## Action item
Restate all of the entries verbatim.

## Data for review
[Start of Attachment]
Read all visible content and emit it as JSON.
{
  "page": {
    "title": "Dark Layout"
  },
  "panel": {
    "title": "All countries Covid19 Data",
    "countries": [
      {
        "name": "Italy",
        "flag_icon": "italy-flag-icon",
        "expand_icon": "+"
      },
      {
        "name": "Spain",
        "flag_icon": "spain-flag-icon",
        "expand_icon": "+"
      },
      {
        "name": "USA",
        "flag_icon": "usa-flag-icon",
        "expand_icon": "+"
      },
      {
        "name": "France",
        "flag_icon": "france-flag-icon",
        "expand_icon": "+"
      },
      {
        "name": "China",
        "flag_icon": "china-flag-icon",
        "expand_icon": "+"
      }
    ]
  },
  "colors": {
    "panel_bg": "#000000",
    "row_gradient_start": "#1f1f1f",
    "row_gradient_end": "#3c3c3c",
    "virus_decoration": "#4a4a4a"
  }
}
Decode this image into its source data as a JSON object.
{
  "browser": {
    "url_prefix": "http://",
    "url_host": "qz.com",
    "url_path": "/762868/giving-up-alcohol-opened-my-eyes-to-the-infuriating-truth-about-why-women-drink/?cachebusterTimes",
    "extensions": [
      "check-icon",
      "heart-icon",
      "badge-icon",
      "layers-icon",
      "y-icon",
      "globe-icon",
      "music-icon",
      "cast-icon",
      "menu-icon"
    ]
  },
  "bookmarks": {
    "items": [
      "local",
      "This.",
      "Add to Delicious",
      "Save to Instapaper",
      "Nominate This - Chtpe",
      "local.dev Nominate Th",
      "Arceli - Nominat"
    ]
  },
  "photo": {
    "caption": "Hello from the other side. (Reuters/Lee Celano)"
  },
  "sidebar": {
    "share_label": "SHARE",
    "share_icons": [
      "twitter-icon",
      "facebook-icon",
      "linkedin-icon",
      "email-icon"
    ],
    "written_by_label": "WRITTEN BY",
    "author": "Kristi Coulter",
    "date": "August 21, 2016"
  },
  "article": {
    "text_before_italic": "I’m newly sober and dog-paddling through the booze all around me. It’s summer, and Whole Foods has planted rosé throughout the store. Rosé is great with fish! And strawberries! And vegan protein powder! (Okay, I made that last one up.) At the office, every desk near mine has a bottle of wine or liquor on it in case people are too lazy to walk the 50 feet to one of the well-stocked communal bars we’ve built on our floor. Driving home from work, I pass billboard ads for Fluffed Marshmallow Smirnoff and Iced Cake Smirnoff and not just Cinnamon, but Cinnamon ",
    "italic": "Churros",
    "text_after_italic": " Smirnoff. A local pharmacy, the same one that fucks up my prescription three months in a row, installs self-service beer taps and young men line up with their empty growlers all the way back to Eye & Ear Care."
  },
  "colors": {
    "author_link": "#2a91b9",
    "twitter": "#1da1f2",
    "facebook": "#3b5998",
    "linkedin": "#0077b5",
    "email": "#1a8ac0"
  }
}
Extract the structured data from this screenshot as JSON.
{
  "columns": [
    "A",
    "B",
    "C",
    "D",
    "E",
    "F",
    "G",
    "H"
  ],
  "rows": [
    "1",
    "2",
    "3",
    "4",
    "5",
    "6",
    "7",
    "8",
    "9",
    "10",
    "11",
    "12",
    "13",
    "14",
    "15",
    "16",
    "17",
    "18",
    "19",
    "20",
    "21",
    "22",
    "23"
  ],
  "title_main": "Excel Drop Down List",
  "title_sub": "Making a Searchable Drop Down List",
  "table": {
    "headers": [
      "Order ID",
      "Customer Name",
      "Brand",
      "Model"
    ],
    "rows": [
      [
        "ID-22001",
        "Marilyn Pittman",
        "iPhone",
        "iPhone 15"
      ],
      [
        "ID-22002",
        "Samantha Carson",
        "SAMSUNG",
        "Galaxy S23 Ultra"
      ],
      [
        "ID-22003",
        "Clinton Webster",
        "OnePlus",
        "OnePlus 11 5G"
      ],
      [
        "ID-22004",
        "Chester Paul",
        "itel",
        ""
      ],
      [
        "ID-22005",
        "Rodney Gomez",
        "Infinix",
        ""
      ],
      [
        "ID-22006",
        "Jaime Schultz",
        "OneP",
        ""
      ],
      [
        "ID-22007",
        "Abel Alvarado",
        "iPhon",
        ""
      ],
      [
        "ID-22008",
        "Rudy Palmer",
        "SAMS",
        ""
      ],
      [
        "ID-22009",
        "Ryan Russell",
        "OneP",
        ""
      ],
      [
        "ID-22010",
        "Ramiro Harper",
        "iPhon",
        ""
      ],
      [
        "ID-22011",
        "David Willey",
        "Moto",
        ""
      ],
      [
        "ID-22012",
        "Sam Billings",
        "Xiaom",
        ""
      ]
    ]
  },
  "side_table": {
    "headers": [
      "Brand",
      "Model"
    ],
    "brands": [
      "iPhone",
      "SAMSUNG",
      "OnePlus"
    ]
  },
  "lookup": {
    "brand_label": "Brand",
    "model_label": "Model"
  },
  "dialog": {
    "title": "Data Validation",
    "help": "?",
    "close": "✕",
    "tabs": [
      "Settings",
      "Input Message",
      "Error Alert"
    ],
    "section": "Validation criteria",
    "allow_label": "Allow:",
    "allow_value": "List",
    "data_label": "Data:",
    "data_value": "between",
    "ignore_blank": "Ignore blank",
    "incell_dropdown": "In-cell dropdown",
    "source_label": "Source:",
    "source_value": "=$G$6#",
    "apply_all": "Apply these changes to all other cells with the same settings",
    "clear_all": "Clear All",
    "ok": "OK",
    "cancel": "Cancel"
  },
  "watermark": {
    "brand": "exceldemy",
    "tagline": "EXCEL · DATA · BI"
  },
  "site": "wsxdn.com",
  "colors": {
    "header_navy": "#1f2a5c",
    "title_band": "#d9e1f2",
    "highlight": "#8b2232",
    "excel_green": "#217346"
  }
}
[End of Attachment]
## Response for this exercise
Read all visible content and emit it as JSON.
{
  "page": {
    "title": "Dark Layout"
  },
  "panel": {
    "title": "All countries Covid19 Data",
    "countries": [
      {
        "name": "Italy",
        "flag_icon": "italy-flag-icon",
        "expand_icon": "+"
      },
      {
        "name": "Spain",
        "flag_icon": "spain-flag-icon",
        "expand_icon": "+"
      },
      {
        "name": "USA",
        "flag_icon": "usa-flag-icon",
        "expand_icon": "+"
      },
      {
        "name": "France",
        "flag_icon": "france-flag-icon",
        "expand_icon": "+"
      },
      {
        "name": "China",
        "flag_icon": "china-flag-icon",
        "expand_icon": "+"
      }
    ]
  },
  "colors": {
    "panel_bg": "#000000",
    "row_gradient_start": "#1f1f1f",
    "row_gradient_end": "#3c3c3c",
    "virus_decoration": "#4a4a4a"
  }
}
Decode this image into its source data as a JSON object.
{
  "browser": {
    "url_prefix": "http://",
    "url_host": "qz.com",
    "url_path": "/762868/giving-up-alcohol-opened-my-eyes-to-the-infuriating-truth-about-why-women-drink/?cachebusterTimes",
    "extensions": [
      "check-icon",
      "heart-icon",
      "badge-icon",
      "layers-icon",
      "y-icon",
      "globe-icon",
      "music-icon",
      "cast-icon",
      "menu-icon"
    ]
  },
  "bookmarks": {
    "items": [
      "local",
      "This.",
      "Add to Delicious",
      "Save to Instapaper",
      "Nominate This - Chtpe",
      "local.dev Nominate Th",
      "Arceli - Nominat"
    ]
  },
  "photo": {
    "caption": "Hello from the other side. (Reuters/Lee Celano)"
  },
  "sidebar": {
    "share_label": "SHARE",
    "share_icons": [
      "twitter-icon",
      "facebook-icon",
      "linkedin-icon",
      "email-icon"
    ],
    "written_by_label": "WRITTEN BY",
    "author": "Kristi Coulter",
    "date": "August 21, 2016"
  },
  "article": {
    "text_before_italic": "I’m newly sober and dog-paddling through the booze all around me. It’s summer, and Whole Foods has planted rosé throughout the store. Rosé is great with fish! And strawberries! And vegan protein powder! (Okay, I made that last one up.) At the office, every desk near mine has a bottle of wine or liquor on it in case people are too lazy to walk the 50 feet to one of the well-stocked communal bars we’ve built on our floor. Driving home from work, I pass billboard ads for Fluffed Marshmallow Smirnoff and Iced Cake Smirnoff and not just Cinnamon, but Cinnamon ",
    "italic": "Churros",
    "text_after_italic": " Smirnoff. A local pharmacy, the same one that fucks up my prescription three months in a row, installs self-service beer taps and young men line up with their empty growlers all the way back to Eye & Ear Care."
  },
  "colors": {
    "author_link": "#2a91b9",
    "twitter": "#1da1f2",
    "facebook": "#3b5998",
    "linkedin": "#0077b5",
    "email": "#1a8ac0"
  }
}
Extract the structured data from this screenshot as JSON.
{
  "columns": [
    "A",
    "B",
    "C",
    "D",
    "E",
    "F",
    "G",
    "H"
  ],
  "rows": [
    "1",
    "2",
    "3",
    "4",
    "5",
    "6",
    "7",
    "8",
    "9",
    "10",
    "11",
    "12",
    "13",
    "14",
    "15",
    "16",
    "17",
    "18",
    "19",
    "20",
    "21",
    "22",
    "23"
  ],
  "title_main": "Excel Drop Down List",
  "title_sub": "Making a Searchable Drop Down List",
  "table": {
    "headers": [
      "Order ID",
      "Customer Name",
      "Brand",
      "Model"
    ],
    "rows": [
      [
        "ID-22001",
        "Marilyn Pittman",
        "iPhone",
        "iPhone 15"
      ],
      [
        "ID-22002",
        "Samantha Carson",
        "SAMSUNG",
        "Galaxy S23 Ultra"
      ],
      [
        "ID-22003",
        "Clinton Webster",
        "OnePlus",
        "OnePlus 11 5G"
      ],
      [
        "ID-22004",
        "Chester Paul",
        "itel",
        ""
      ],
      [
        "ID-22005",
        "Rodney Gomez",
        "Infinix",
        ""
      ],
      [
        "ID-22006",
        "Jaime Schultz",
        "OneP",
        ""
      ],
      [
        "ID-22007",
        "Abel Alvarado",
        "iPhon",
        ""
      ],
      [
        "ID-22008",
        "Rudy Palmer",
        "SAMS",
        ""
      ],
      [
        "ID-22009",
        "Ryan Russell",
        "OneP",
        ""
      ],
      [
        "ID-22010",
        "Ramiro Harper",
        "iPhon",
        ""
      ],
      [
        "ID-22011",
        "David Willey",
        "Moto",
        ""
      ],
      [
        "ID-22012",
        "Sam Billings",
        "Xiaom",
        ""
      ]
    ]
  },
  "side_table": {
    "headers": [
      "Brand",
      "Model"
    ],
    "brands": [
      "iPhone",
      "SAMSUNG",
      "OnePlus"
    ]
  },
  "lookup": {
    "brand_label": "Brand",
    "model_label": "Model"
  },
  "dialog": {
    "title": "Data Validation",
    "help": "?",
    "close": "✕",
    "tabs": [
      "Settings",
      "Input Message",
      "Error Alert"
    ],
    "section": "Validation criteria",
    "allow_label": "Allow:",
    "allow_value": "List",
    "data_label": "Data:",
    "data_value": "between",
    "ignore_blank": "Ignore blank",
    "incell_dropdown": "In-cell dropdown",
    "source_label": "Source:",
    "source_value": "=$G$6#",
    "apply_all": "Apply these changes to all other cells with the same settings",
    "clear_all": "Clear All",
    "ok": "OK",
    "cancel": "Cancel"
  },
  "watermark": {
    "brand": "exceldemy",
    "tagline": "EXCEL · DATA · BI"
  },
  "site": "wsxdn.com",
  "colors": {
    "header_navy": "#1f2a5c",
    "title_band": "#d9e1f2",
    "highlight": "#8b2232",
    "excel_green": "#217346"
  }
}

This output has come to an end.